Prompt: Return the passage of the Samba and ZFS forum thread starting at "I only got Samba" and ending at "to come out.", copied word for word.

As long as I know there is NFSv4\ZFS ACL module in the Samba, but how to get it works?..

Could anybody give me advice on this situation?

Thank you in advance!


----------



## spanglefox (Jan 7, 2013)

Ahhh yes. I found that Samba 4 did not play well with ZFS. Which,as you pointed out in your post is odd, given ZFS has ACLs at its heart (don't quote me on that). I was going to fire over to see if the Samba forums may have anything. 

I only got Samba 4 working with a UFS+S filesystem and SAMBA_ INTERNAL DNS. 

A slight bit of useless info but managed to add Windows XP, 7 and 8 along with Server 2008R2 and 2012 to my created domain. Windows 8 domain logon is just freaky! That is, however, another story on Windows 8. Just sharing that information if it helps with your deployment . 

Keep me updated on your progress!


----------



## von_Gaden (Jan 7, 2013)

I'm sure that Samba 4 will bring us the possibility of replacement and extending the scalability and reliability of AD controllers. I looked forward it's official version to come out.
But I'm a little bit conservative and I usually avoid installing development or not included in the Ports versions of software.
Is the New Samba 4 going to be included in the Ports soon?

Record excerpts:
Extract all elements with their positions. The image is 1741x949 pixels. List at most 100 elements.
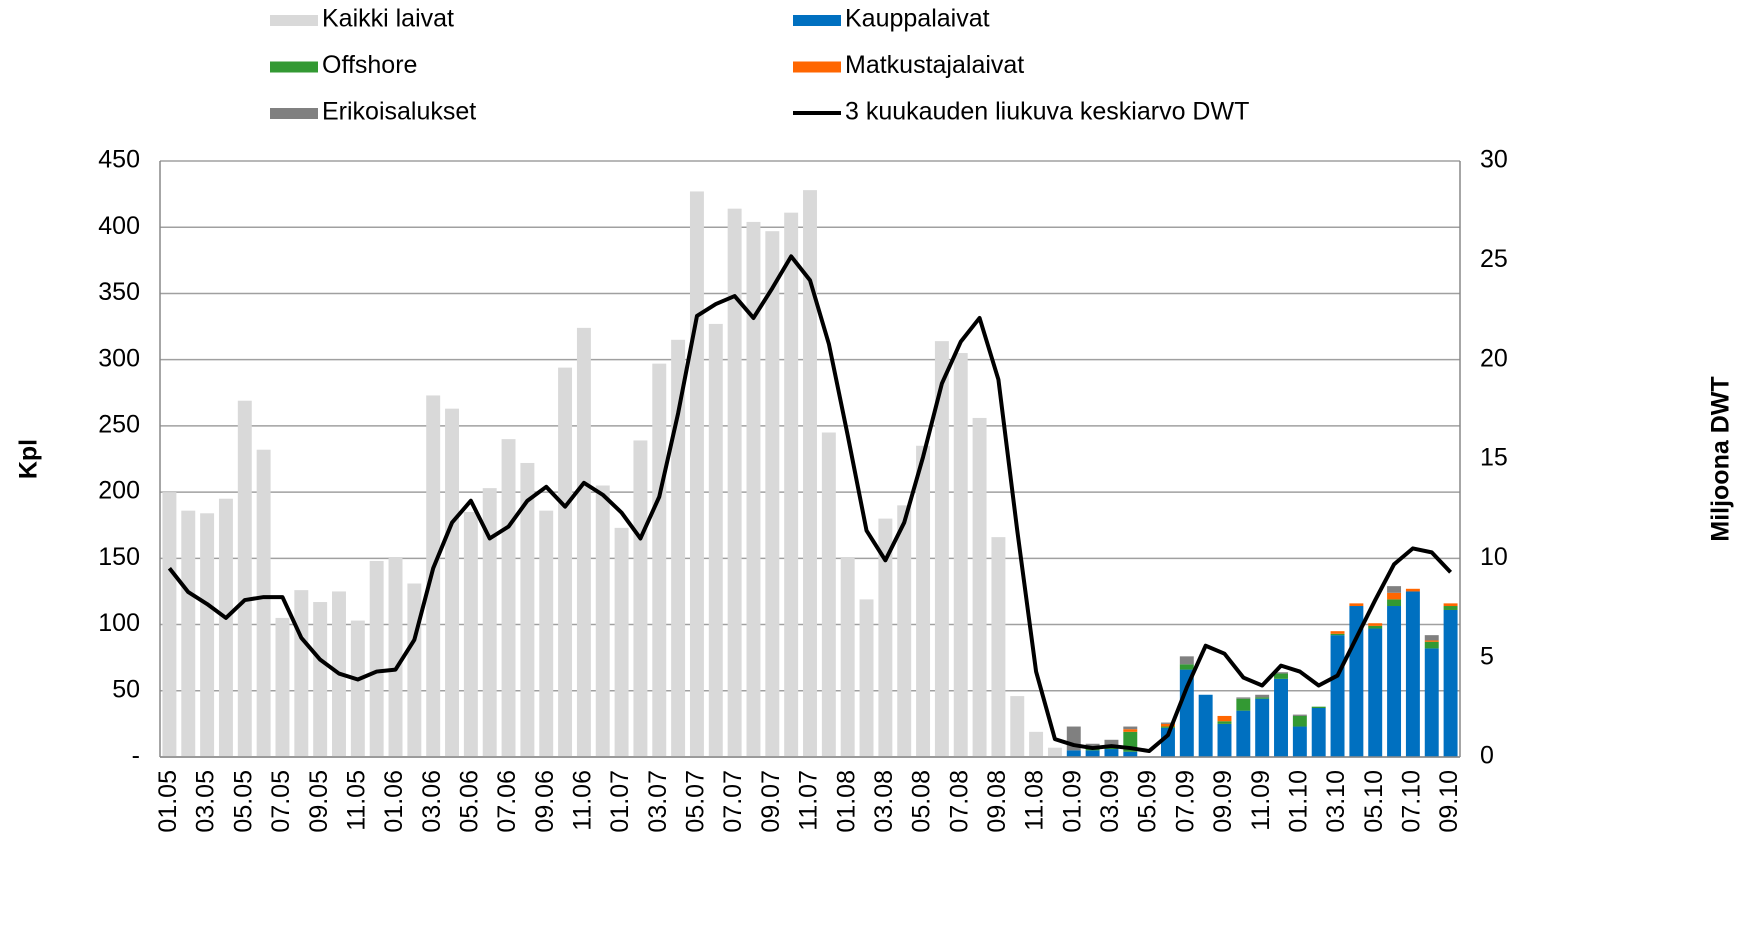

==

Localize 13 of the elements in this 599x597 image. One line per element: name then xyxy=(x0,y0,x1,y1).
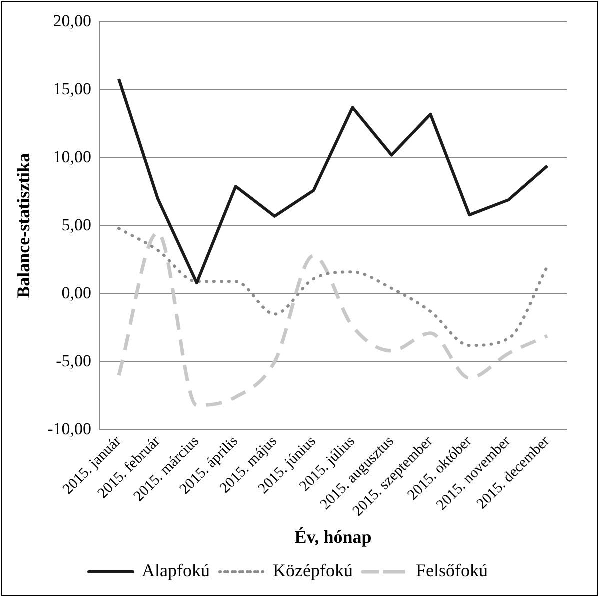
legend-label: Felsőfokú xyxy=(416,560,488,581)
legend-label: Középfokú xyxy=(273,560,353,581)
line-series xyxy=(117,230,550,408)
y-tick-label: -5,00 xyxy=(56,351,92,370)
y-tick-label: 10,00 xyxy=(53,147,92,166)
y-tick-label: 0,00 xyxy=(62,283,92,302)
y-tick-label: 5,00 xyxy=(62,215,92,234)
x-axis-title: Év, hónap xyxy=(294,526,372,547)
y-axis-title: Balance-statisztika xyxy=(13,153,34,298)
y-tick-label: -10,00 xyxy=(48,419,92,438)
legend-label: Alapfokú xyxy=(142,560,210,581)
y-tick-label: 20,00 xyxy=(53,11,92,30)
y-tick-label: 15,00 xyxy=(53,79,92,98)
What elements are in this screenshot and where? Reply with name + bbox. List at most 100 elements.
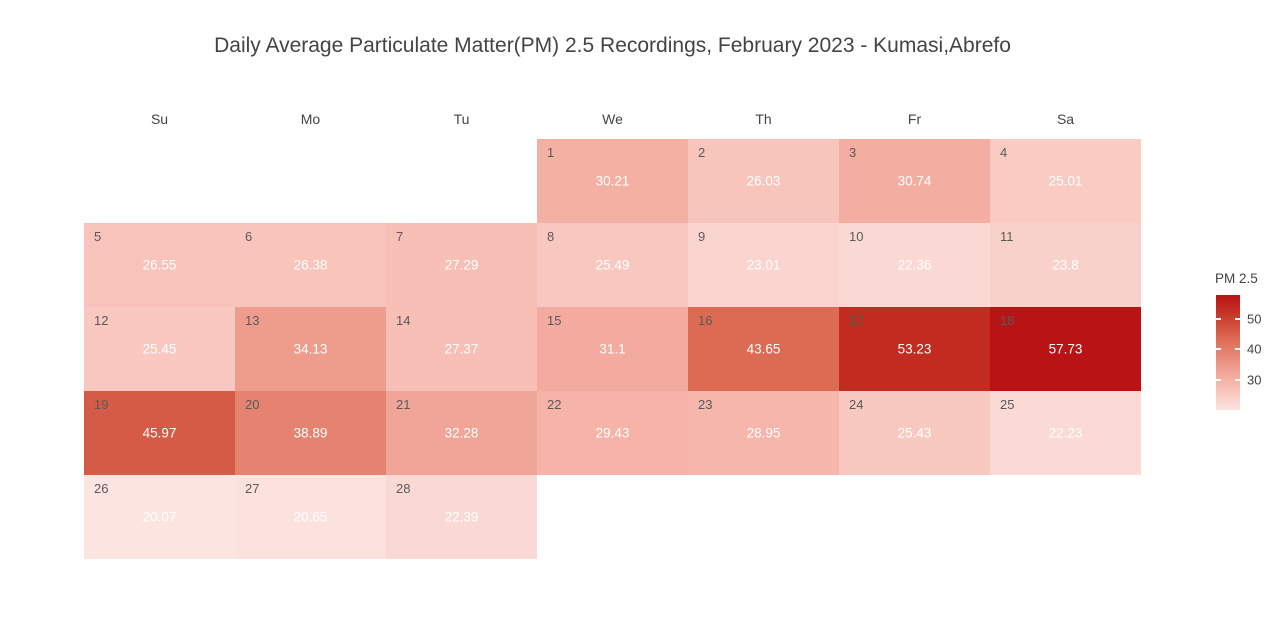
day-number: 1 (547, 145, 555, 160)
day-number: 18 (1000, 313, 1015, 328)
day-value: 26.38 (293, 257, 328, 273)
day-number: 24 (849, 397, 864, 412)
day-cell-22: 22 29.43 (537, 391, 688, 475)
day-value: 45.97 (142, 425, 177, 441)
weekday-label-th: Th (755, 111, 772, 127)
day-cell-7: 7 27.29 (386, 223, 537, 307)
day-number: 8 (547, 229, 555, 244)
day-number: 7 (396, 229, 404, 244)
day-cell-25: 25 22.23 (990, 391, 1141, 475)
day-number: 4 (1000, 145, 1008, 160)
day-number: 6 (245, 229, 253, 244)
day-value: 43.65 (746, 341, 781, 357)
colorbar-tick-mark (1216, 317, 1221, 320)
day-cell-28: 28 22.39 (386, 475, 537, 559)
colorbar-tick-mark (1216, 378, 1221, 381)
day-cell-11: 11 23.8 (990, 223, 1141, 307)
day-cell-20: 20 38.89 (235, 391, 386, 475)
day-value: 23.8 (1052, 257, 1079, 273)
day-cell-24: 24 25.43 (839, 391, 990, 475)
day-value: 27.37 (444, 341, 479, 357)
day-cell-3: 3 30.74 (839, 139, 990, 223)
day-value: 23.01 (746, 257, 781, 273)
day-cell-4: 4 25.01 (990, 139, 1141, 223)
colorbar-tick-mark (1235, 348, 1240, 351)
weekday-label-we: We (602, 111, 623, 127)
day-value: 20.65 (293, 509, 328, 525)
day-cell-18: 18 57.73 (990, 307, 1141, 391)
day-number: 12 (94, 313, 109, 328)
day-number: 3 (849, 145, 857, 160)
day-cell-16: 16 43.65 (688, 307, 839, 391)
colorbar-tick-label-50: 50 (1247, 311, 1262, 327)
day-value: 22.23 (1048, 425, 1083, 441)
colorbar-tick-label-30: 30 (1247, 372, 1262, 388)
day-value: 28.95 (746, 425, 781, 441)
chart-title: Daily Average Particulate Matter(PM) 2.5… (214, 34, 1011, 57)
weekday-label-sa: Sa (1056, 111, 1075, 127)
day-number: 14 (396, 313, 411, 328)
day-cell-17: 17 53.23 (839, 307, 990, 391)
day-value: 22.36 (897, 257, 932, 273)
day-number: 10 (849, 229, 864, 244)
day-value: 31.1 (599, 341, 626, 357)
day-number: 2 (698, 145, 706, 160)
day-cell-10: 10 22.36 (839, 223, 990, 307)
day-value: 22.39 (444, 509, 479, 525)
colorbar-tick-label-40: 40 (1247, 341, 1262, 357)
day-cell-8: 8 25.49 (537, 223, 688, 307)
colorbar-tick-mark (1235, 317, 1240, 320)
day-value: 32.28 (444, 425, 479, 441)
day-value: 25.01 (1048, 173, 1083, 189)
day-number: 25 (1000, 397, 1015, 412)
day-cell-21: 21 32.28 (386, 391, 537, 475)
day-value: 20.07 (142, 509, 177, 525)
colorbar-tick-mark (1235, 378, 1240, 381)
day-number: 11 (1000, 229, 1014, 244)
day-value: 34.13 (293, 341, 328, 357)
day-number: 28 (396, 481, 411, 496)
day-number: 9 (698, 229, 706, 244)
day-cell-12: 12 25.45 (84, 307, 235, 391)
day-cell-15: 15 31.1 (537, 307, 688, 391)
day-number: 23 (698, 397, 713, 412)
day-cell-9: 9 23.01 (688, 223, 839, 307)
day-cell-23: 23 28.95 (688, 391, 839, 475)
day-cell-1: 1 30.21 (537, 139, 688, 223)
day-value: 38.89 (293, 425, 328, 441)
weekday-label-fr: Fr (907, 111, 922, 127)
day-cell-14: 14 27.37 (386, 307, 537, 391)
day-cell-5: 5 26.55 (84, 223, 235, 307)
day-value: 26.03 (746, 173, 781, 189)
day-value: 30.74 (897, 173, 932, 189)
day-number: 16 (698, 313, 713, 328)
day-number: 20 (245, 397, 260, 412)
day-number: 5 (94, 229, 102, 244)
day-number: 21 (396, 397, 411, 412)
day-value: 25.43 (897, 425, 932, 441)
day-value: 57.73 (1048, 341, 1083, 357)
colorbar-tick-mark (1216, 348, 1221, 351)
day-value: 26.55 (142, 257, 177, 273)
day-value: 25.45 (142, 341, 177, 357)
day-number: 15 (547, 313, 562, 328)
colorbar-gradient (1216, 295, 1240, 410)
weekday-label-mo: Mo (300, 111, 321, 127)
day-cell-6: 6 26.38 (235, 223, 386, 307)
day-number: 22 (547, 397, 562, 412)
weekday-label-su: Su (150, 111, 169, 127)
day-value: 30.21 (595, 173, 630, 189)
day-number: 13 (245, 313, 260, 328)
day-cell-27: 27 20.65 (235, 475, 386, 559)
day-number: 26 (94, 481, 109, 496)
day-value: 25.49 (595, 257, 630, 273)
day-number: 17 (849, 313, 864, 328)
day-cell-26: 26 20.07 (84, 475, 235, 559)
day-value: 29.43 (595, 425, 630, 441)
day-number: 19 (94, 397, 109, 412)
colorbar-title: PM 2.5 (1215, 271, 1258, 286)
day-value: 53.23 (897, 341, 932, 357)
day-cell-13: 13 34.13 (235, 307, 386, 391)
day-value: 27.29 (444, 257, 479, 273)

Exercise solution:
I only got Samba 4 working with a UFS+S filesystem and SAMBA_ INTERNAL DNS. 

A slight bit of useless info but managed to add Windows XP, 7 and 8 along with Server 2008R2 and 2012 to my created domain. Windows 8 domain logon is just freaky! That is, however, another story on Windows 8. Just sharing that information if it helps with your deployment . 

Keep me updated on your progress!


----------



## von_Gaden (Jan 7, 2013)

I'm sure that Samba 4 will bring us the possibility of replacement and extending the scalability and reliability of AD controllers. I looked forward it's official version to come out.